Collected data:
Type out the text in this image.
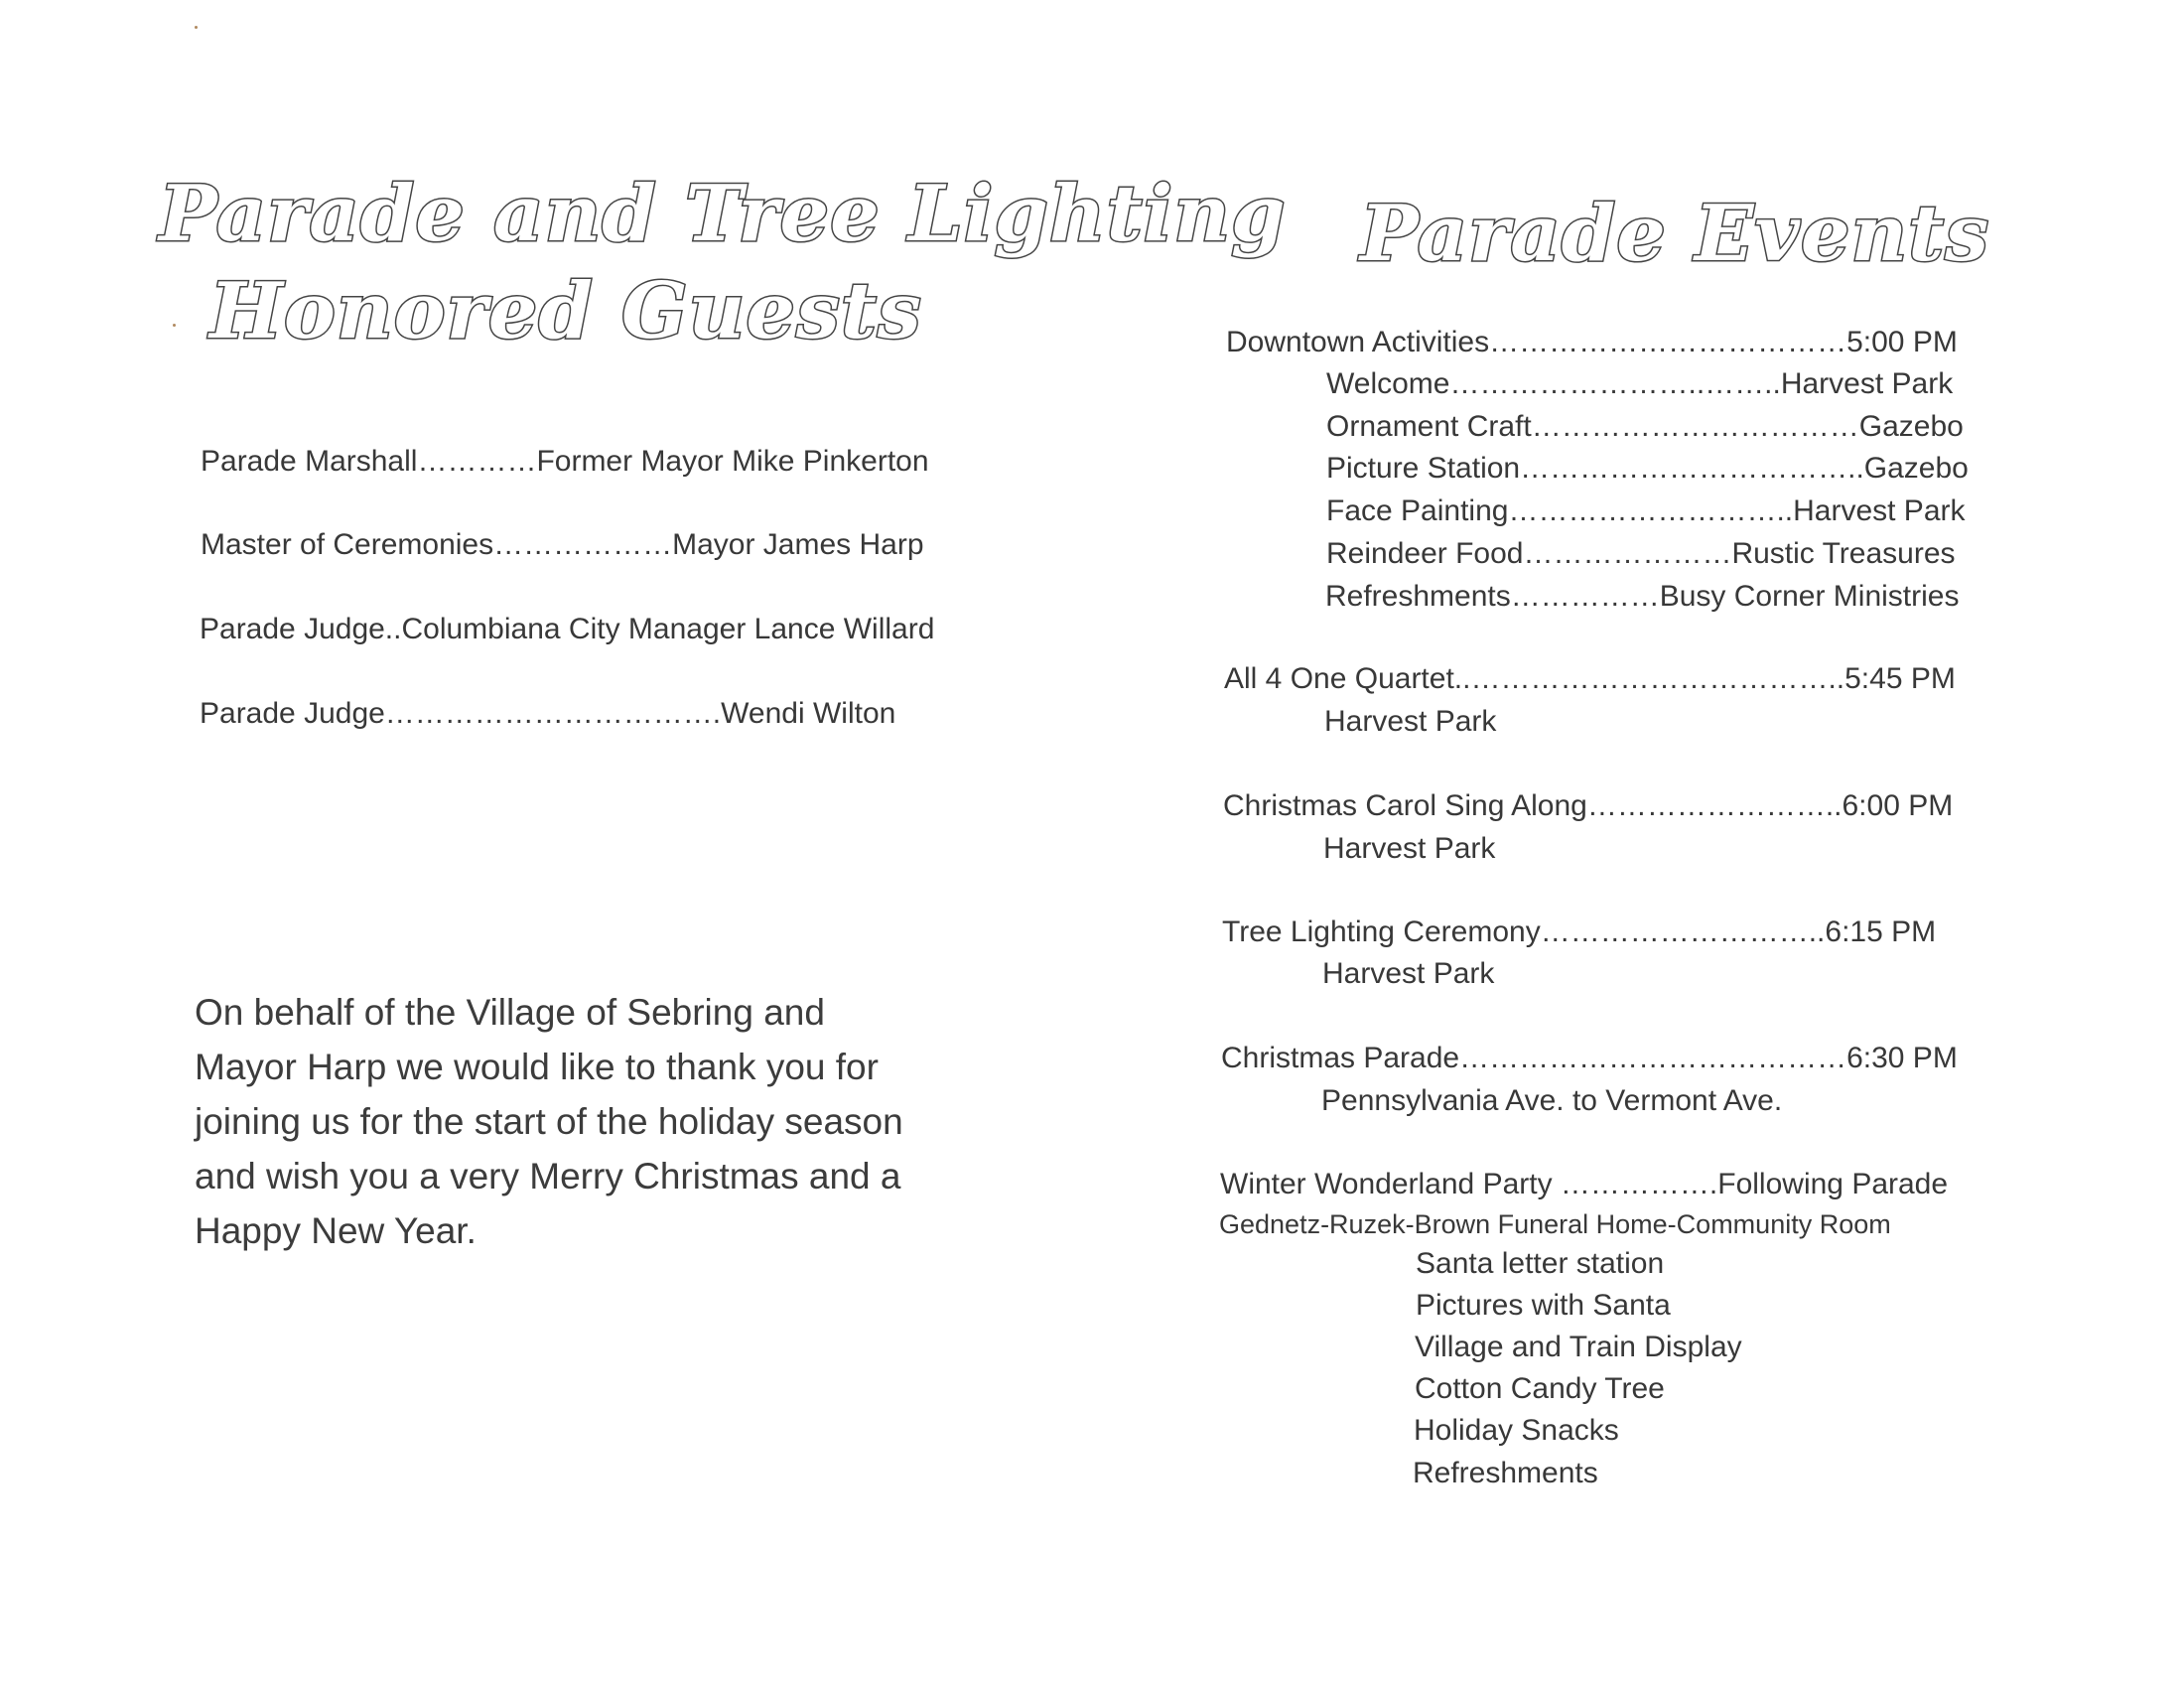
Parade and Tree Lighting
Honored Guests
Parade Marshall…………Former Mayor Mike Pinkerton
Master of Ceremonies………………Mayor James Harp
Parade Judge..Columbiana City Manager Lance Willard
Parade Judge…………………………….Wendi Wilton
On behalf of the Village of Sebring and
Mayor Harp we would like to thank you for
joining us for the start of the holiday season
and wish you a very Merry Christmas and a
Happy New Year.
Parade Events
Downtown Activities………………………………5:00 PM
Welcome……………………..……..Harvest Park
Ornament Craft……………………………Gazebo
Picture Station……………………………..Gazebo
Face Painting………………………..Harvest Park
Reindeer Food…………………Rustic Treasures
Refreshments……………Busy Corner Ministries
All 4 One Quartet..………………………………..5:45 PM
Harvest Park
Christmas Carol Sing Along……………………..6:00 PM
Harvest Park
Tree Lighting Ceremony………………………..6:15 PM
Harvest Park
Christmas Parade…………………………………6:30 PM
Pennsylvania Ave. to Vermont Ave.
Winter Wonderland Party …………….Following Parade
Gednetz-Ruzek-Brown Funeral Home-Community Room
Santa letter station
Pictures with Santa
Village and Train Display
Cotton Candy Tree
Holiday Snacks
Refreshments
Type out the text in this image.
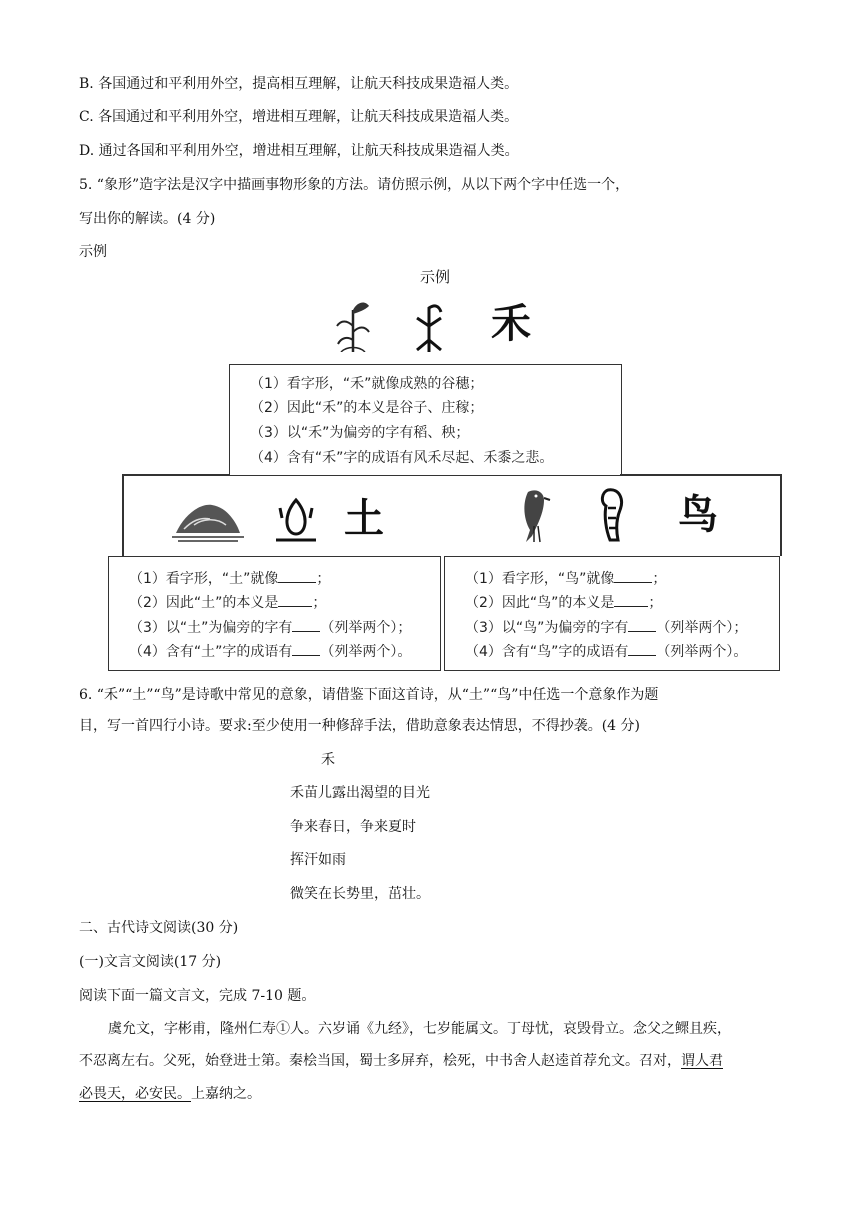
B. 各国通过和平利用外空，提高相互理解，让航天科技成果造福人类。
C. 各国通过和平利用外空，增进相互理解，让航天科技成果造福人类。
D. 通过各国和平利用外空，增进相互理解，让航天科技成果造福人类。
5. “象形”造字法是汉字中描画事物形象的方法。请仿照示例，从以下两个字中任选一个，
写出你的解读。(4 分)
示例
示例
禾
（1）看字形，“禾”就像成熟的谷穗；
（2）因此“禾”的本义是谷子、庄稼；
（3）以“禾”为偏旁的字有稻、秧；
（4）含有“禾”字的成语有风禾尽起、禾黍之悲。
土	鸟
（1）看字形，“土”就像	；
（2）因此“土”的本义是 ；
（3）以“土”为偏旁的字有 （列举两个）；
（4）含有“土”字的成语有 （列举两个）。
（1）看字形，“鸟”就像	；
（2）因此“鸟”的本义是 ；
（3）以“鸟”为偏旁的字有 （列举两个）；
（4）含有“鸟”字的成语有 （列举两个）。
6. “禾”“土”“鸟”是诗歌中常见的意象，请借鉴下面这首诗，从“土”“鸟”中任选一个意象作为题
目，写一首四行小诗。要求:至少使用一种修辞手法，借助意象表达情思，不得抄袭。(4 分)
禾
禾苗儿露出渴望的目光
争来春日，争来夏时
挥汗如雨
微笑在长势里，茁壮。
二、古代诗文阅读(30 分)
(一)文言文阅读(17 分)
阅读下面一篇文言文，完成 7-10 题。
虞允文，字彬甫，隆州仁寿①人。六岁诵《九经》，七岁能属文。丁母忧，哀毁骨立。念父之鳏且疾，
不忍离左右。父死，始登进士第。秦桧当国，蜀士多屏弃，桧死，中书舍人赵逵首荐允文。召对，谓人君
必畏天，必安民。上嘉纳之。
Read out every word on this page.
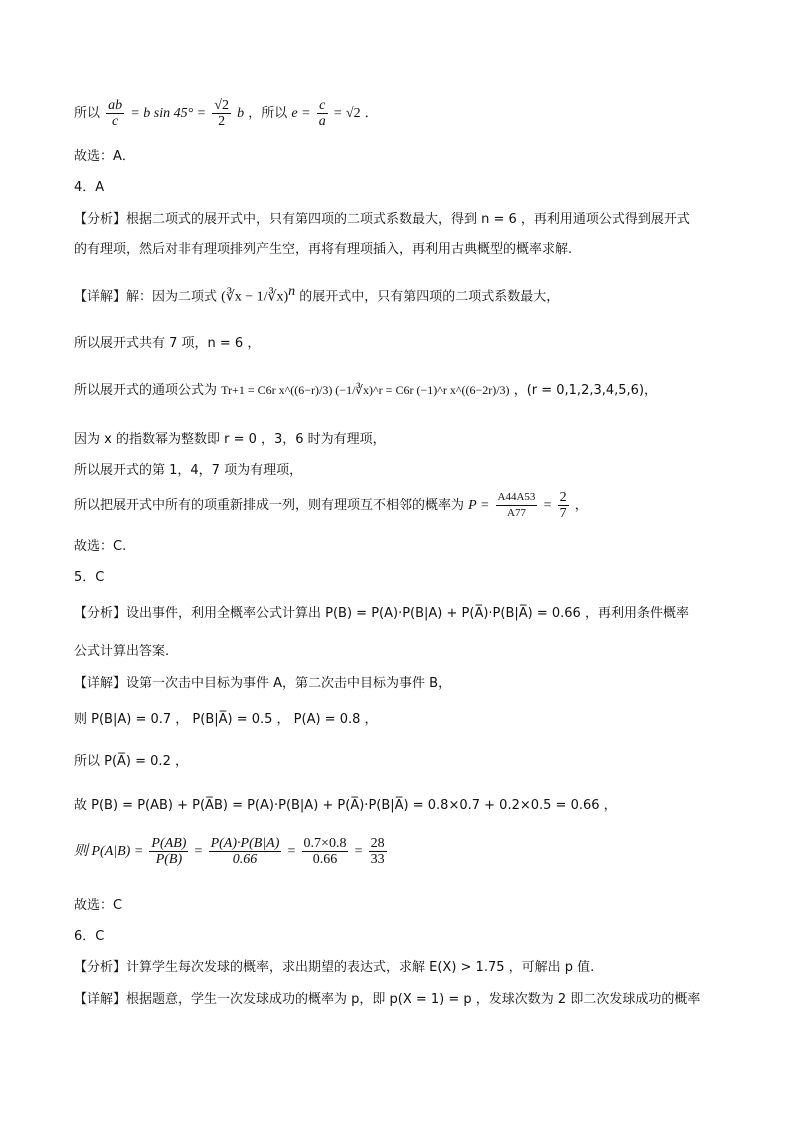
所以 $\frac{ab}{c} = b$ $\sin 45^\circ = \frac{√2}{2}$ b ，所以 $e = \frac{c}{a} = √2$ ．
故选：A．
4．A
【分析】根据二项式的展开式中，只有第四项的二项式系数最大，得到 n = 6 ，再利用通项公式得到展开式
的有理项，然后对非有理项排列产生空，再将有理项插入，再利用古典概型的概率求解.
【详解】解：因为二项式 (∛x − 1/∛x)$^n$ 的展开式中，只有第四项的二项式系数最大，
所以展开式共有 7 项，n = 6 ，
所以展开式的通项公式为 Tr+1 = C6r x^((6−r)/3) (−1/∛x)^r = C6r (−1)^r x^((6−2r)/3) ，(r = 0,1,2,3,4,5,6)，
因为 x 的指数幂为整数即 r = 0 ，3，6 时为有理项，
所以展开式的第 1，4，7 项为有理项，
所以把展开式中所有的项重新排成一列，则有理项互不相邻的概率为 $P = \frac{A44A53}{A77} = \frac{2}{7}$ ，
故选：C.
5．C
【分析】设出事件，利用全概率公式计算出 P(B) = P(A)·P(B|A) + P(A̅)·P(B|A̅) = 0.66 ，再利用条件概率
公式计算出答案.
【详解】设第一次击中目标为事件 A，第二次击中目标为事件 B，
则 P(B|A) = 0.7 ， P(B|A̅) = 0.5 ， P(A) = 0.8 ，
所以 P(A̅) = 0.2 ，
故 P(B) = P(AB) + P(A̅B) = P(A)·P(B|A) + P(A̅)·P(B|A̅) = 0.8×0.7 + 0.2×0.5 = 0.66 ，
则 $P(A|B) = \frac{P(AB)}{P(B)} = \frac{P(A)\cdot P(B|A)}{0.66} = \frac{0.7\times 0.8}{0.66} = \frac{28}{33}$
故选：C
6．C
【分析】计算学生每次发球的概率，求出期望的表达式，求解 E(X) > 1.75 ，可解出 p 值.
【详解】根据题意，学生一次发球成功的概率为 p，即 p(X = 1) = p ，发球次数为 2 即二次发球成功的概率
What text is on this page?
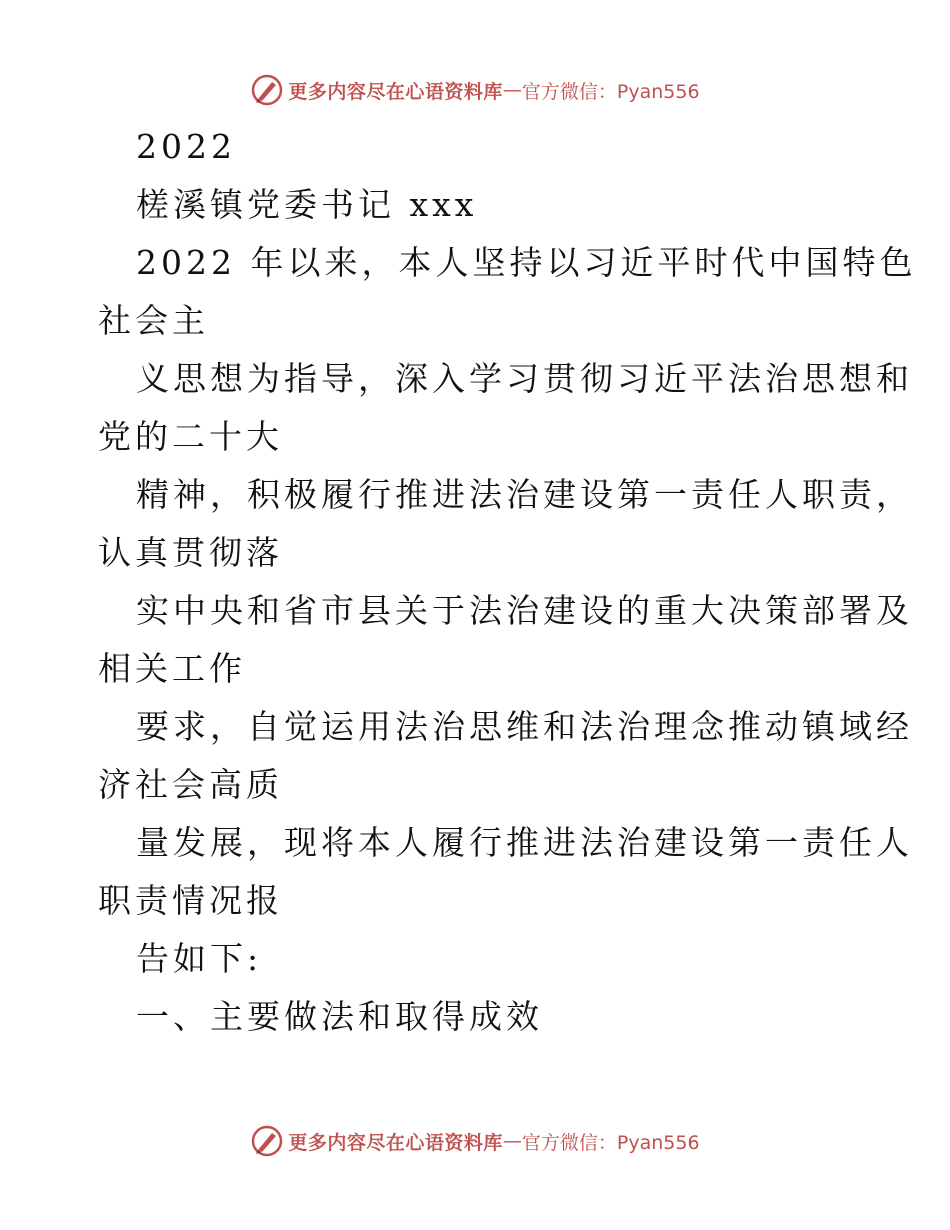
更多内容尽在心语资料库 — 官方微信：Pyan556
2022
槎溪镇党委书记 xxx
2022 年以来，本人坚持以习近平时代中国特色
社会主
义思想为指导，深入学习贯彻习近平法治思想和
党的二十大
精神，积极履行推进法治建设第一责任人职责，
认真贯彻落
实中央和省市县关于法治建设的重大决策部署及
相关工作
要求，自觉运用法治思维和法治理念推动镇域经
济社会高质
量发展，现将本人履行推进法治建设第一责任人
职责情况报
告如下:
一、主要做法和取得成效
更多内容尽在心语资料库 — 官方微信：Pyan556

§ **Stated exercise**: Count the lines of the material that include the word "只有第四项的二项式系数最大", then report only the total.

§ **Exercise output**: 2